◆ Job ◆
Wherever the word "tools" appears in a line, extract that line.

— begin —

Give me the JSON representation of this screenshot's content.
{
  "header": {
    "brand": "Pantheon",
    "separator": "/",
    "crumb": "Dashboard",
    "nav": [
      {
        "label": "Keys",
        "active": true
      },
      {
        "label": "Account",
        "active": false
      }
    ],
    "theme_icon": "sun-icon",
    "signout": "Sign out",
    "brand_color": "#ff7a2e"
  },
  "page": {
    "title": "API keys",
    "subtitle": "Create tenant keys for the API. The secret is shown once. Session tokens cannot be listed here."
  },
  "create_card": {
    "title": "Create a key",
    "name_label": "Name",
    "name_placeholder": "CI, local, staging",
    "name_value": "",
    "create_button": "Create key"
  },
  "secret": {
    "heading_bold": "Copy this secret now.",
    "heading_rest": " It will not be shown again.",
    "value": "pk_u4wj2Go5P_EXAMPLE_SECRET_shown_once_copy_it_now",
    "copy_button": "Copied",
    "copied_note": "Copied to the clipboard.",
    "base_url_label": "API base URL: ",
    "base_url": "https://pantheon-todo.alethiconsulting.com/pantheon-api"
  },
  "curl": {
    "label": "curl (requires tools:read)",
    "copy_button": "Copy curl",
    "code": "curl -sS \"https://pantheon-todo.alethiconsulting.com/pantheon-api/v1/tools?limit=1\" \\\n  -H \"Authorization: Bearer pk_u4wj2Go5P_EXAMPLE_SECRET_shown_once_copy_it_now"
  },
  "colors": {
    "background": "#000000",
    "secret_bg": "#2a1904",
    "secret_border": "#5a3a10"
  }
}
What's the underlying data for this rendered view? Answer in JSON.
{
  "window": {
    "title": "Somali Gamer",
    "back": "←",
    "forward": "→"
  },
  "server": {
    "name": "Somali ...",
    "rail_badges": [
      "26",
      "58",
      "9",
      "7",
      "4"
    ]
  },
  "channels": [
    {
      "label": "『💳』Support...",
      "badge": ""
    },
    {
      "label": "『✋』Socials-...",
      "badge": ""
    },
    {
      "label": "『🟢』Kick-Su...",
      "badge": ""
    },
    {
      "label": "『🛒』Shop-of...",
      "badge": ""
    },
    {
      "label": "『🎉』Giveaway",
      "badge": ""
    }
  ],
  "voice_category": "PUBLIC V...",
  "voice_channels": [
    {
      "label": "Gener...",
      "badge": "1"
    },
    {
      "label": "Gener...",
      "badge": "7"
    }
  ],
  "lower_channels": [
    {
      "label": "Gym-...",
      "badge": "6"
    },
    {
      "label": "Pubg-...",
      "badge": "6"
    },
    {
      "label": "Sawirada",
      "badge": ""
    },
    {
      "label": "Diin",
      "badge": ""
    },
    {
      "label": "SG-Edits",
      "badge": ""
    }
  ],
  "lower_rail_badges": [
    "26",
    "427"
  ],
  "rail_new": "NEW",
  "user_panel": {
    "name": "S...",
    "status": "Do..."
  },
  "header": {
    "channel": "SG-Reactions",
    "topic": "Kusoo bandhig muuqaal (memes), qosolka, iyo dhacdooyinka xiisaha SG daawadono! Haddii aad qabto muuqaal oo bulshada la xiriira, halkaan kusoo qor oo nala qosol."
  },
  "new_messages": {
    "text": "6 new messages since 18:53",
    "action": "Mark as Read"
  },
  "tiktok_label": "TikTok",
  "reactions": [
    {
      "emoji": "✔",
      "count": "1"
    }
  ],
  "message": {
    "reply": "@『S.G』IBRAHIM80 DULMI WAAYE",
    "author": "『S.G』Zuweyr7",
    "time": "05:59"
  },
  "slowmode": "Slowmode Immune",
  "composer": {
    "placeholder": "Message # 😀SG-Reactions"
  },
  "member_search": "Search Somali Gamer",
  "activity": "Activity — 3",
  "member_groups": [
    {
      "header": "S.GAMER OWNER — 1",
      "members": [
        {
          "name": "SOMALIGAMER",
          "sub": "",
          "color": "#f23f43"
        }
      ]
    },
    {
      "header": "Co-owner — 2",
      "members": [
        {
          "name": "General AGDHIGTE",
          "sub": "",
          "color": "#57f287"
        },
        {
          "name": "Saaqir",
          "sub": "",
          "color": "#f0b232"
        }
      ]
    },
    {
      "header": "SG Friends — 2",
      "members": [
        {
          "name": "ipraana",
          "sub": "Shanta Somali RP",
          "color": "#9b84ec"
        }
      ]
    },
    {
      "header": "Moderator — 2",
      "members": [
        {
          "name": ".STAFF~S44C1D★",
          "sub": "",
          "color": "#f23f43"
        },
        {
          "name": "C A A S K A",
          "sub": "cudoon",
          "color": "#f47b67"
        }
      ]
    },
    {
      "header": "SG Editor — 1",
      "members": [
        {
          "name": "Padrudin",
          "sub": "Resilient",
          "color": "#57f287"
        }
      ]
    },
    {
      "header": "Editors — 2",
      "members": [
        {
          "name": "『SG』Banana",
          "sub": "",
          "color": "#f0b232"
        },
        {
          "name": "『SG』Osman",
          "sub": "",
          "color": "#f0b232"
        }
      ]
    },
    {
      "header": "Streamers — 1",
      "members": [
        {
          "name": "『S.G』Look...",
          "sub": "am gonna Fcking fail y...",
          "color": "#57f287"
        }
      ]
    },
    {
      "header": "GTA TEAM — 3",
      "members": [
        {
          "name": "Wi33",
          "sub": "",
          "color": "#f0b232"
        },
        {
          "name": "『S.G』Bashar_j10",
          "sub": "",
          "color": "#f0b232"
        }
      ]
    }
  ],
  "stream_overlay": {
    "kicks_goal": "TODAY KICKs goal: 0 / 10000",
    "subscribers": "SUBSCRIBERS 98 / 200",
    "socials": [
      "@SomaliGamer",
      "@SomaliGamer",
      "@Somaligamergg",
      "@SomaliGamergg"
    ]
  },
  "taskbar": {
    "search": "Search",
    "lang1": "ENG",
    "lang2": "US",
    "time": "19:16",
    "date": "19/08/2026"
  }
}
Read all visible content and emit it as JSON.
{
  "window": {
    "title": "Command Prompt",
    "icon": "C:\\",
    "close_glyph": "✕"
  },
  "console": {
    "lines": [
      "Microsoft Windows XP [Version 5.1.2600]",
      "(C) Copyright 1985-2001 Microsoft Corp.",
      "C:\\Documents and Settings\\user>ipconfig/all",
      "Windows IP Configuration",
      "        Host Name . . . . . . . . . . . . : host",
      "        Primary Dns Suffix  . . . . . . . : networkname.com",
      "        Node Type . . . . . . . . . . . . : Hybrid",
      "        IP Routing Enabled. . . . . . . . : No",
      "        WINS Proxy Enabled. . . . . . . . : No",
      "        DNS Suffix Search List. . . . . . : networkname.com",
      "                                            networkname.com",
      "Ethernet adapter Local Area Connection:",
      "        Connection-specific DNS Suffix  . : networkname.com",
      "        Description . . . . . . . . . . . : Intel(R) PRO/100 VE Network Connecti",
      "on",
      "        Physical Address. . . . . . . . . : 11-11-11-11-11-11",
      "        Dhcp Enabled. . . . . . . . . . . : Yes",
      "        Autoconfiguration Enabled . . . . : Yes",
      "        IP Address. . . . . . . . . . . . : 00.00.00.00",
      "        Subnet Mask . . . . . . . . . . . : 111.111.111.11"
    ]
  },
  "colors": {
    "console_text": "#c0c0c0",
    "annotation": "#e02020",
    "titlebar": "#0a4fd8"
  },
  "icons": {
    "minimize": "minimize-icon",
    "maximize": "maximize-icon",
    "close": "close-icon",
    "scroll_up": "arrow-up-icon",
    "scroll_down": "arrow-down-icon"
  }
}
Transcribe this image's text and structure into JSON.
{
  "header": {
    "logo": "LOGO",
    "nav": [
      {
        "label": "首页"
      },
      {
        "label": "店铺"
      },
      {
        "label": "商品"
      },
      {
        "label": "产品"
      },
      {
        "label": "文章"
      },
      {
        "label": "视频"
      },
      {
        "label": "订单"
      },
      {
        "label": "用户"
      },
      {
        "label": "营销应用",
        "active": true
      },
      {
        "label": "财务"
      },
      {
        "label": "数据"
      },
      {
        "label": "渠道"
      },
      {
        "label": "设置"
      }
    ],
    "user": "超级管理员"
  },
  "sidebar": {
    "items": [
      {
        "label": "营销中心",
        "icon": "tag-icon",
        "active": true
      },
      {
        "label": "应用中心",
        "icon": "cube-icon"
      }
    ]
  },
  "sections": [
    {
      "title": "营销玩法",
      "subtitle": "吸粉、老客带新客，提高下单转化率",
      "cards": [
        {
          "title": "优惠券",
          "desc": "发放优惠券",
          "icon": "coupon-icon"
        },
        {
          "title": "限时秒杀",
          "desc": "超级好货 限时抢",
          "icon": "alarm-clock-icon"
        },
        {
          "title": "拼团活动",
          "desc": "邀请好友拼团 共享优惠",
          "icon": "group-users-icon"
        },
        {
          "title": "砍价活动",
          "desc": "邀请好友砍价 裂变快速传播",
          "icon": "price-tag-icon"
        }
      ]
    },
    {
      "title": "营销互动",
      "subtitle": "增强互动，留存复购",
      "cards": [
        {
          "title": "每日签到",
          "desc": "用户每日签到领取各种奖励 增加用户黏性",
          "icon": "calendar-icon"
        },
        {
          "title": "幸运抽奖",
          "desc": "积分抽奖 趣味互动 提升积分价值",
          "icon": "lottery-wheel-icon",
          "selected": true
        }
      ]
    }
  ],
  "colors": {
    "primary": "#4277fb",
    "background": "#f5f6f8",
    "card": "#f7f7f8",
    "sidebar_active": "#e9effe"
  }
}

— end —

◆ Output below ◆
    "label": "curl (requires tools:read)",
    "code": "curl -sS \"https://pantheon-todo.alethiconsulting.com/pantheon-api/v1/tools?limit=1\" \\\n  -H \"Authorization: Bearer pk_u4wj2Go5P_EXAMPLE_SECRET_shown_once_copy_it_now"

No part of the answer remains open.